TASK BRIEF: Examine the material below. Gather every line in which the string "الألم" appears.

RECORD EXTRACTS:
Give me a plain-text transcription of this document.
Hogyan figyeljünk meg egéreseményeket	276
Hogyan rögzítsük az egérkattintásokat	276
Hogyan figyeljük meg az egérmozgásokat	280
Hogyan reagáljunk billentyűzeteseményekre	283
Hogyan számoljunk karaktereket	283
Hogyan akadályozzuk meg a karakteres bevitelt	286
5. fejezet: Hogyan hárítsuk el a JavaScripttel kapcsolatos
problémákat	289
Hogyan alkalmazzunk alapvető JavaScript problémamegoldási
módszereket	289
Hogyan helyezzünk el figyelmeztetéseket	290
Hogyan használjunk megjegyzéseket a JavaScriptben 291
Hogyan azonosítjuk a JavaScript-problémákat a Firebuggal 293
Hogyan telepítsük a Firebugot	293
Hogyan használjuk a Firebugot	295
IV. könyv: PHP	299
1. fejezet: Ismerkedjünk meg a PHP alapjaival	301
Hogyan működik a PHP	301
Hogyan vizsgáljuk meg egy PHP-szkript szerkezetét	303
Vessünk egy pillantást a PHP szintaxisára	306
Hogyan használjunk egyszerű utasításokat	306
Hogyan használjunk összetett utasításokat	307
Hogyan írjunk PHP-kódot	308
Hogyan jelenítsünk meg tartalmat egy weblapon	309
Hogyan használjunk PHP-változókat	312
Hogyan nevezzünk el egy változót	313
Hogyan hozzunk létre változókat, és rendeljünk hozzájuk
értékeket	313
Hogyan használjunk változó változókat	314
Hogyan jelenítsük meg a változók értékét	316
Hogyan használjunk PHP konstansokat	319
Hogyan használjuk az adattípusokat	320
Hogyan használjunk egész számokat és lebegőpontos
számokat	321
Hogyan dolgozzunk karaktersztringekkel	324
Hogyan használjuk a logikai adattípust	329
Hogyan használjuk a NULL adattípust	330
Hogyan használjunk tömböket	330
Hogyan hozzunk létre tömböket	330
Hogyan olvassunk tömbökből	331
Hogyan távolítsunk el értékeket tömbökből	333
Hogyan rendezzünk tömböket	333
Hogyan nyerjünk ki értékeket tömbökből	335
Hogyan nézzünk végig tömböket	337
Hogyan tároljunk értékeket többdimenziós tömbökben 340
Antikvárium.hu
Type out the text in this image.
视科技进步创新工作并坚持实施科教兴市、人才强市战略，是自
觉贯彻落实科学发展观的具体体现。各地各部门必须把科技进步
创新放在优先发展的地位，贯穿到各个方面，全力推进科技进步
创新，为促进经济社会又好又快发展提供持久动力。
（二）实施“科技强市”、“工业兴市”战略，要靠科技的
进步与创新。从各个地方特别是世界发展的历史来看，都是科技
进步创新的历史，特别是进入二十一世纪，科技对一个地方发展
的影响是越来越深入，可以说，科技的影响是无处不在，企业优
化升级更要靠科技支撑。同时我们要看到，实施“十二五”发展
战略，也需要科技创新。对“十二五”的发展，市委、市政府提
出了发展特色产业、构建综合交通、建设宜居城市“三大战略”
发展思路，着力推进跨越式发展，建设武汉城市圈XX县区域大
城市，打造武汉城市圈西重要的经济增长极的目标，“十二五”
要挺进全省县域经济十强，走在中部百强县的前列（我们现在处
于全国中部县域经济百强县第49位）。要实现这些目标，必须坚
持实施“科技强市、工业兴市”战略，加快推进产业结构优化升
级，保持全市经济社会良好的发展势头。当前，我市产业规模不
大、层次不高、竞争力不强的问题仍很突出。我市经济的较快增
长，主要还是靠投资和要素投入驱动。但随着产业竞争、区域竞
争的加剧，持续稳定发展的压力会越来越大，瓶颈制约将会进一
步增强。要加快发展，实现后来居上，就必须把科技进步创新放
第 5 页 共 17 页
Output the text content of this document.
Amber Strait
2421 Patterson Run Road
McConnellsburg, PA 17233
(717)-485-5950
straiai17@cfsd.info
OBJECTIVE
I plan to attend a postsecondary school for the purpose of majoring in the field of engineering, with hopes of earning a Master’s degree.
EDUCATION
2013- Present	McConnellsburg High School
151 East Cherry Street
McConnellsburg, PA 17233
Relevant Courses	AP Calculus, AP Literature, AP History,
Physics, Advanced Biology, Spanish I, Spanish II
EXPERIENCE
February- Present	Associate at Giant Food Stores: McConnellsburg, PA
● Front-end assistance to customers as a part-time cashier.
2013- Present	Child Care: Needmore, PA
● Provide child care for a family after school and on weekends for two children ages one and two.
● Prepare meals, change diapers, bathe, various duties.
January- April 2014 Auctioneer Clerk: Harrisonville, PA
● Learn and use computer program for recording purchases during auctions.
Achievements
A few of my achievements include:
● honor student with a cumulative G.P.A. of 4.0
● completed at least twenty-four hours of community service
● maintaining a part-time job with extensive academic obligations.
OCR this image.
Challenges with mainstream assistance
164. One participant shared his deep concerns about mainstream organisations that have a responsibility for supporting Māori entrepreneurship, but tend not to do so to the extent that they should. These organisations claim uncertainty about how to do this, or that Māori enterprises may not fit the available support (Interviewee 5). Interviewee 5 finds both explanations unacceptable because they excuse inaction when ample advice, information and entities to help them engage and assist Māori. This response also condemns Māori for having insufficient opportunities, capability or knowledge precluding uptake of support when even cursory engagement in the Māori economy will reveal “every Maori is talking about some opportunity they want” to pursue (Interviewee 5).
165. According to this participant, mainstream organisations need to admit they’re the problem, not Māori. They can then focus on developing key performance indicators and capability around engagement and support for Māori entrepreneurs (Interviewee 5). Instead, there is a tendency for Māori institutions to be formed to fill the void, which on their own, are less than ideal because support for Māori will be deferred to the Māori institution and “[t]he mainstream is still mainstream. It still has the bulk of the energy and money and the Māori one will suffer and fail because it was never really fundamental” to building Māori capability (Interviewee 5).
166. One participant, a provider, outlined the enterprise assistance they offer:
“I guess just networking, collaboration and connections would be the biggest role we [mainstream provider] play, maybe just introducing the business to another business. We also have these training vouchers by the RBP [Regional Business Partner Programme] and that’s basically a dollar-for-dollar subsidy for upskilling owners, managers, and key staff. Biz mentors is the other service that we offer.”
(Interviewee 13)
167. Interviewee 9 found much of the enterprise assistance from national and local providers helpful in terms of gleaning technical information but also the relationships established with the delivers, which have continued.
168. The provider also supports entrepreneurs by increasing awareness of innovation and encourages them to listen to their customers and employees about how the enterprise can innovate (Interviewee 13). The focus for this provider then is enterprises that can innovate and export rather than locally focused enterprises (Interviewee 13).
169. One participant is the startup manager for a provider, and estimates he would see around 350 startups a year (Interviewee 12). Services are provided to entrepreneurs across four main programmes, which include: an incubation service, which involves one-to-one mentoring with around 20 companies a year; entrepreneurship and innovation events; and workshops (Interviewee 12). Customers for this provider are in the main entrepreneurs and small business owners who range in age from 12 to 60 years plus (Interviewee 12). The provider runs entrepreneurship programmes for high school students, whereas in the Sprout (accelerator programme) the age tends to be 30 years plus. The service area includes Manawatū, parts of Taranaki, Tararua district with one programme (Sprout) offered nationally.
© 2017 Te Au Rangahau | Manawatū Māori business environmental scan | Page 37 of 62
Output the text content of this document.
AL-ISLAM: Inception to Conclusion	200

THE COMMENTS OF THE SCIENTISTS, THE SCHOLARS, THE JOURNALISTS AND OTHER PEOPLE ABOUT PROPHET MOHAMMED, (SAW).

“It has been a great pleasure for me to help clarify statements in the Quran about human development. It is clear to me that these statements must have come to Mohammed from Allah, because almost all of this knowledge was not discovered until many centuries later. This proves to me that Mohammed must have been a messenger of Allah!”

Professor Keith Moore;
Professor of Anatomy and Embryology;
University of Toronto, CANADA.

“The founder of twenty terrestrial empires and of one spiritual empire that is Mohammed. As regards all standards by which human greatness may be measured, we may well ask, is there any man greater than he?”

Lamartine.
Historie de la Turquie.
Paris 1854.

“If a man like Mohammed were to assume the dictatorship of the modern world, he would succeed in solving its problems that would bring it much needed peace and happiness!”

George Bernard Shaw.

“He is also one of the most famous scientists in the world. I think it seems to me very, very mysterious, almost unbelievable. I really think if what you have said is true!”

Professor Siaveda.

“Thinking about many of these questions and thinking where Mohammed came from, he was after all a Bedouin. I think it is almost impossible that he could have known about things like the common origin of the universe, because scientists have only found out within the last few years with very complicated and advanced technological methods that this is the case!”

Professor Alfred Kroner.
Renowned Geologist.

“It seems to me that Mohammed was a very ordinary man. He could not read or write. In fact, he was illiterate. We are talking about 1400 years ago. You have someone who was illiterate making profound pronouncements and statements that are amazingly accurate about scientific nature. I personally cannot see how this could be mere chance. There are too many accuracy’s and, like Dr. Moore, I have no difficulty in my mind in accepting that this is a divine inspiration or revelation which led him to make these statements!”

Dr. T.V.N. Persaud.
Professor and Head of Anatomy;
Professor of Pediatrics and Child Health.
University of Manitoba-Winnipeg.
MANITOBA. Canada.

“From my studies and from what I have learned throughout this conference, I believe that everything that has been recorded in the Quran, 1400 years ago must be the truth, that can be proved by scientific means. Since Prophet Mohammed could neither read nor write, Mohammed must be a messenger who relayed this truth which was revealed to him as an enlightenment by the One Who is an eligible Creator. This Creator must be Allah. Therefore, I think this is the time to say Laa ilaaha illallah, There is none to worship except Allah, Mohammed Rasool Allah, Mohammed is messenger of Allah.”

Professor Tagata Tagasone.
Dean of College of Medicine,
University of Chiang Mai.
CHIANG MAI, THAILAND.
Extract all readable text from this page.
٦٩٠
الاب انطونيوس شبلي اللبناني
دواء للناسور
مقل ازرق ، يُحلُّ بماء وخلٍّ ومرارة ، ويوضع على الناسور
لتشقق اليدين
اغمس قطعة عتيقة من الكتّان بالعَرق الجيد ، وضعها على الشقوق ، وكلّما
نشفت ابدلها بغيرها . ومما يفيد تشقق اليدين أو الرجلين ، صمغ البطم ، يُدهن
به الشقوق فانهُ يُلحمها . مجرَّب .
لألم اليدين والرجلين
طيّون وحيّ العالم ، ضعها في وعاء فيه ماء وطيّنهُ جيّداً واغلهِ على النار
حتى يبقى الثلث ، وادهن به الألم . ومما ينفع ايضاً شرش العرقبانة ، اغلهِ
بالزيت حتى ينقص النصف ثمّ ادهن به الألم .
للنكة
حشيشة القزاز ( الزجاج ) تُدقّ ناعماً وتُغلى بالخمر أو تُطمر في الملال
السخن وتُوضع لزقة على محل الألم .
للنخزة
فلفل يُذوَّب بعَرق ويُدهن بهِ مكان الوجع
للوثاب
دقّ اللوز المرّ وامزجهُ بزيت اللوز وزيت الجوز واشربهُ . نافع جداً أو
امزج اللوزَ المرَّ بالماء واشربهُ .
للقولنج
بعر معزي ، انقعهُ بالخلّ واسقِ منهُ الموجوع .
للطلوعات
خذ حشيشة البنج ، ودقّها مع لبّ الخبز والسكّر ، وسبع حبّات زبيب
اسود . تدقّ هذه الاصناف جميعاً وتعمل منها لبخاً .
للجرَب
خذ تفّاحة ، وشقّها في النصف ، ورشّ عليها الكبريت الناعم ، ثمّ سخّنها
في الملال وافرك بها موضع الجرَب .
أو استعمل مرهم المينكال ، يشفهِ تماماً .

EXERCISE ANSWER:
حتى يبقى الثلث ، وادهن به الألم . ومما ينفع ايضاً شرش العرقبانة ، اغلهِ
بالزيت حتى ينقص النصف ثمّ ادهن به الألم .
السخن وتُوضع لزقة على محل الألم .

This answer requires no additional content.